* [What to do]: Look through the lines below and extract each one that contains "Media".

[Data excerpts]
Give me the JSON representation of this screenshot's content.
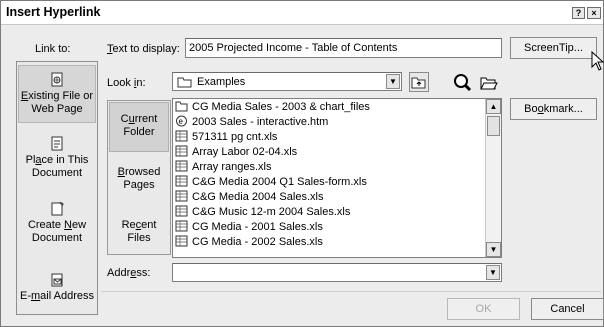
{
  "dialog": {
    "title": "Insert Hyperlink",
    "help_glyph": "?",
    "close_glyph": "×"
  },
  "link_to": {
    "label": "Link to:",
    "items": [
      {
        "pre": "",
        "u": "E",
        "post": "xisting File or",
        "line2": "Web Page"
      },
      {
        "pre": "Pl",
        "u": "a",
        "post": "ce in This",
        "line2": "Document"
      },
      {
        "pre": "Create ",
        "u": "N",
        "post": "ew",
        "line2": "Document"
      },
      {
        "pre": "E-",
        "u": "m",
        "post": "ail Address",
        "line2": ""
      }
    ]
  },
  "text_to_display": {
    "label_u": "T",
    "label_rest": "ext to display:",
    "value": "2005 Projected Income - Table of Contents"
  },
  "screentip_button": "ScreenTip...",
  "look_in": {
    "label_pre": "Look ",
    "label_u": "i",
    "label_post": "n:",
    "value": "Examples"
  },
  "bookmark_button": {
    "pre": "Bo",
    "u": "o",
    "post": "kmark..."
  },
  "subnav": [
    {
      "pre": "C",
      "u": "u",
      "post": "rrent",
      "line2": "Folder"
    },
    {
      "pre": "",
      "u": "B",
      "post": "rowsed",
      "line2": "Pages"
    },
    {
      "pre": "Re",
      "u": "c",
      "post": "ent",
      "line2": "Files"
    }
  ],
  "files": [
    {
      "name": "CG Media Sales - 2003 & chart_files",
      "icon": "folder-icon"
    },
    {
      "name": "2003 Sales - interactive.htm",
      "icon": "web-page-icon"
    },
    {
      "name": "571311 pg cnt.xls",
      "icon": "spreadsheet-icon"
    },
    {
      "name": "Array Labor 02-04.xls",
      "icon": "spreadsheet-icon"
    },
    {
      "name": "Array ranges.xls",
      "icon": "spreadsheet-icon"
    },
    {
      "name": "C&G Media 2004 Q1 Sales-form.xls",
      "icon": "spreadsheet-icon"
    },
    {
      "name": "C&G Media 2004 Sales.xls",
      "icon": "spreadsheet-icon"
    },
    {
      "name": "C&G Music 12-m 2004 Sales.xls",
      "icon": "spreadsheet-icon"
    },
    {
      "name": "CG Media - 2001 Sales.xls",
      "icon": "spreadsheet-icon"
    },
    {
      "name": "CG Media - 2002 Sales.xls",
      "icon": "spreadsheet-icon"
    }
  ],
  "address": {
    "label_pre": "Addr",
    "label_u": "e",
    "label_post": "ss:",
    "value": ""
  },
  "ok_button": "OK",
  "cancel_button": "Cancel"
}
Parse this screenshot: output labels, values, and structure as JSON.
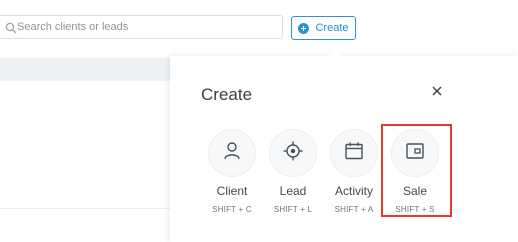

* [Output for this exercise]:
      "name": "CG Media Sales - 2003 & chart_files",
      "name": "C&G Media 2004 Q1 Sales-form.xls",
      "name": "C&G Media 2004 Sales.xls",
      "name": "CG Media - 2001 Sales.xls",
      "name": "CG Media - 2002 Sales.xls",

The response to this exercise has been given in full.